Begin Stored rows
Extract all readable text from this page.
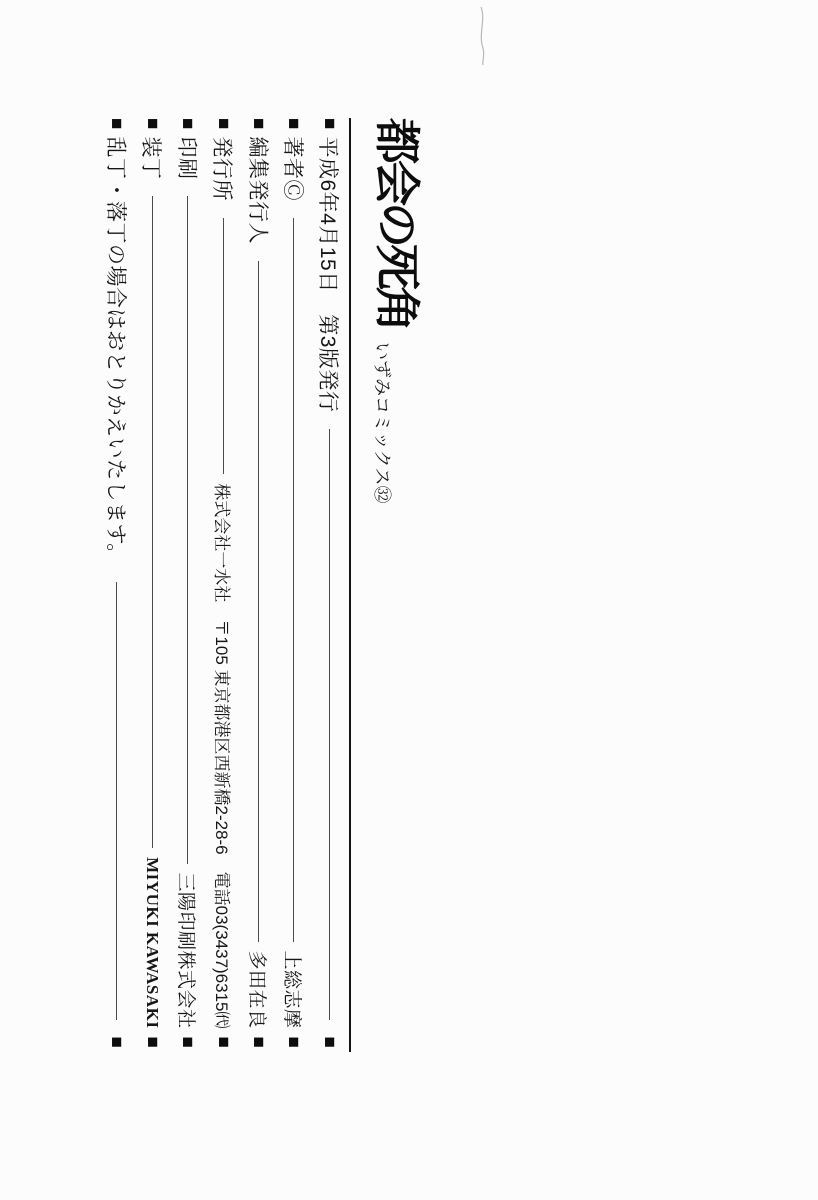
都会の死角
いずみコミックス㉜
■
平成6年4月15日　第3版発行
■
■
著者Ⓒ
上総志摩
■
■
編集発行人
多田在良
■
■
発行所
株式会社一水社　〒105 東京都港区西新橋2-28-6　電話03(3437)6315㈹
■
■
印刷
三陽印刷株式会社
■
■
装丁
MIYUKI KAWASAKI
■
■
乱丁・落丁の場合はおとりかえいたします。
■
End Stored rows
Given exercise:
Go through the listing above and write it all out exactly, leaving out any picture.

Output of the task:
Extract all readable text from this page.
都会の死角
いずみコミックス㉜
■
平成6年4月15日　第3版発行
■
■
著者Ⓒ
上総志摩
■
■
編集発行人
多田在良
■
■
発行所
株式会社一水社　〒105 東京都港区西新橋2-28-6　電話03(3437)6315㈹
■
■
印刷
三陽印刷株式会社
■
■
装丁
MIYUKI KAWASAKI
■
■
乱丁・落丁の場合はおとりかえいたします。
■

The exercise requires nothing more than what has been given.